DESCRIPTION OF THE TASK: Collect from the data below each line with "unwiederruflich".

--- DATA Enclosed Below ---

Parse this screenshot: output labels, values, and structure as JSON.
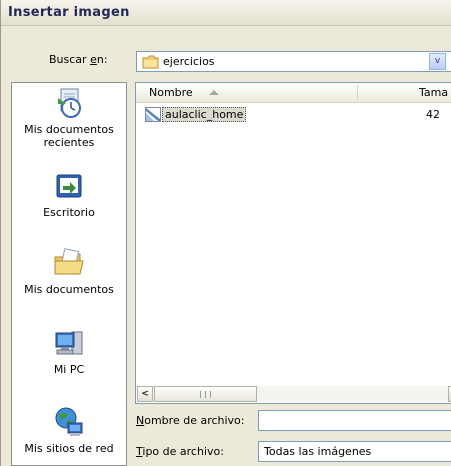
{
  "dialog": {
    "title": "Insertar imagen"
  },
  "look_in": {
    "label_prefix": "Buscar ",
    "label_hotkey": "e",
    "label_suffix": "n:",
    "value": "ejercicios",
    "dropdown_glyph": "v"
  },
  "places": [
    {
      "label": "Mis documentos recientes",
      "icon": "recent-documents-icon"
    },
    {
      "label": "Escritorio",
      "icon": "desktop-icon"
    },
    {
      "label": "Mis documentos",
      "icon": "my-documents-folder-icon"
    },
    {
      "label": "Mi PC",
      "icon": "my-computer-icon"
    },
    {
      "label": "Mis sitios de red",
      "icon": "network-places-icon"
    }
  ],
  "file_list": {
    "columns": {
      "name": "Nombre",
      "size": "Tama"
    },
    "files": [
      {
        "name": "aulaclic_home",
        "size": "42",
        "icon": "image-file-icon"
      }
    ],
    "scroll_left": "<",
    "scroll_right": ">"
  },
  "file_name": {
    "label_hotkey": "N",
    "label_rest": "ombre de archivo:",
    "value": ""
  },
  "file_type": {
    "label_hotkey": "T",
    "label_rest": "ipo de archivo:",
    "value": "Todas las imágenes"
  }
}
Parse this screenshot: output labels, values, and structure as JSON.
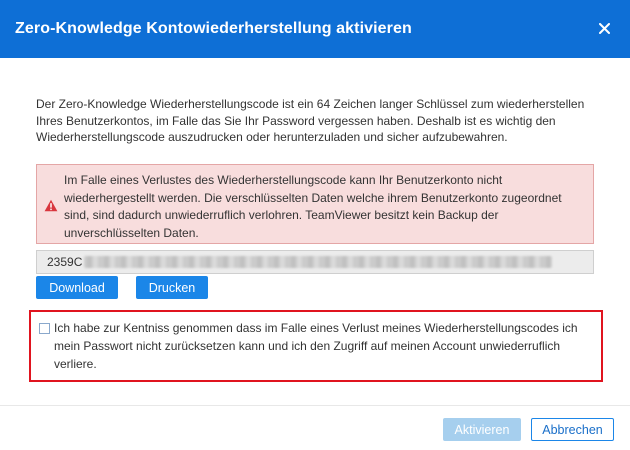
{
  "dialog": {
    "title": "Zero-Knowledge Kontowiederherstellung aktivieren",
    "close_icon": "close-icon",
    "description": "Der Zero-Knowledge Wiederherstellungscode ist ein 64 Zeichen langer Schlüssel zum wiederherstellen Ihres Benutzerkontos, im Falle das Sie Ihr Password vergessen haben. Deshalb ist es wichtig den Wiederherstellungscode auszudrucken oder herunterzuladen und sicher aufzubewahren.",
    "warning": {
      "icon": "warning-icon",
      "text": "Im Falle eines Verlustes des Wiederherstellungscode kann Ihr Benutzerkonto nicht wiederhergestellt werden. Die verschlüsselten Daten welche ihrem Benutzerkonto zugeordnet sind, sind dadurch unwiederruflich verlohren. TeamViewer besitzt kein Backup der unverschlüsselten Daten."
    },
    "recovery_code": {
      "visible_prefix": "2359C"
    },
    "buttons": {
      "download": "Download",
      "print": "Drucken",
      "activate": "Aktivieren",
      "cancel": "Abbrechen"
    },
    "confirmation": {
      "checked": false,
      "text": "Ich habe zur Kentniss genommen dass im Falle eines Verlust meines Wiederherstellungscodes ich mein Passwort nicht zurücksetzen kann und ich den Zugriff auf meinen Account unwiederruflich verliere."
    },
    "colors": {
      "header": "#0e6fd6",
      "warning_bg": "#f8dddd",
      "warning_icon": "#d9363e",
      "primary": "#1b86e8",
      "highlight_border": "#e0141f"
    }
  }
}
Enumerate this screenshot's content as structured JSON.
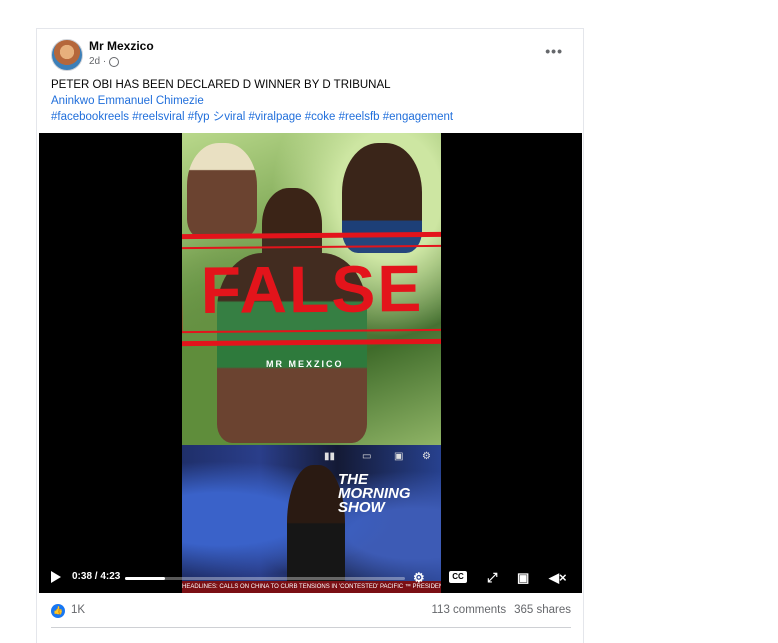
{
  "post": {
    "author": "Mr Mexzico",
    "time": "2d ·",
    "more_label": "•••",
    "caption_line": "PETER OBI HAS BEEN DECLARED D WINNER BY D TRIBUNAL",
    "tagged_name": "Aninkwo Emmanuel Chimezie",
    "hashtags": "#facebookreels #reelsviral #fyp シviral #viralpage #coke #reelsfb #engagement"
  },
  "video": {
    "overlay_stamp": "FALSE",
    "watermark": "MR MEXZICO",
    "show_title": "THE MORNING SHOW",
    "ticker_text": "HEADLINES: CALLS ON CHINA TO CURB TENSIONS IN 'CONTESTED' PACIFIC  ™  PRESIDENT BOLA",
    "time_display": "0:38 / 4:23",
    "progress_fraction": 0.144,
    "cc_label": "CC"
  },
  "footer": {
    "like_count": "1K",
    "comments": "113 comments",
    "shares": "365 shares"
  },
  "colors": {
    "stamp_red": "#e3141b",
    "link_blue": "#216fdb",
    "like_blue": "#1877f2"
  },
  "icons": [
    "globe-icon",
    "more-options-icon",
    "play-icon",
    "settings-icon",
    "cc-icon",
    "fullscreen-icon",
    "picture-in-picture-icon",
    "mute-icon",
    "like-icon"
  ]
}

--- End of Enclosed DATA ---

EXERCISE RESPONSE:
      "text": "Im Falle eines Verlustes des Wiederherstellungscode kann Ihr Benutzerkonto nicht wiederhergestellt werden. Die verschlüsselten Daten welche ihrem Benutzerkonto zugeordnet sind, sind dadurch unwiederruflich verlohren. TeamViewer besitzt kein Backup der unverschlüsselten Daten."
      "text": "Ich habe zur Kentniss genommen dass im Falle eines Verlust meines Wiederherstellungscodes ich mein Passwort nicht zurücksetzen kann und ich den Zugriff auf meinen Account unwiederruflich verliere."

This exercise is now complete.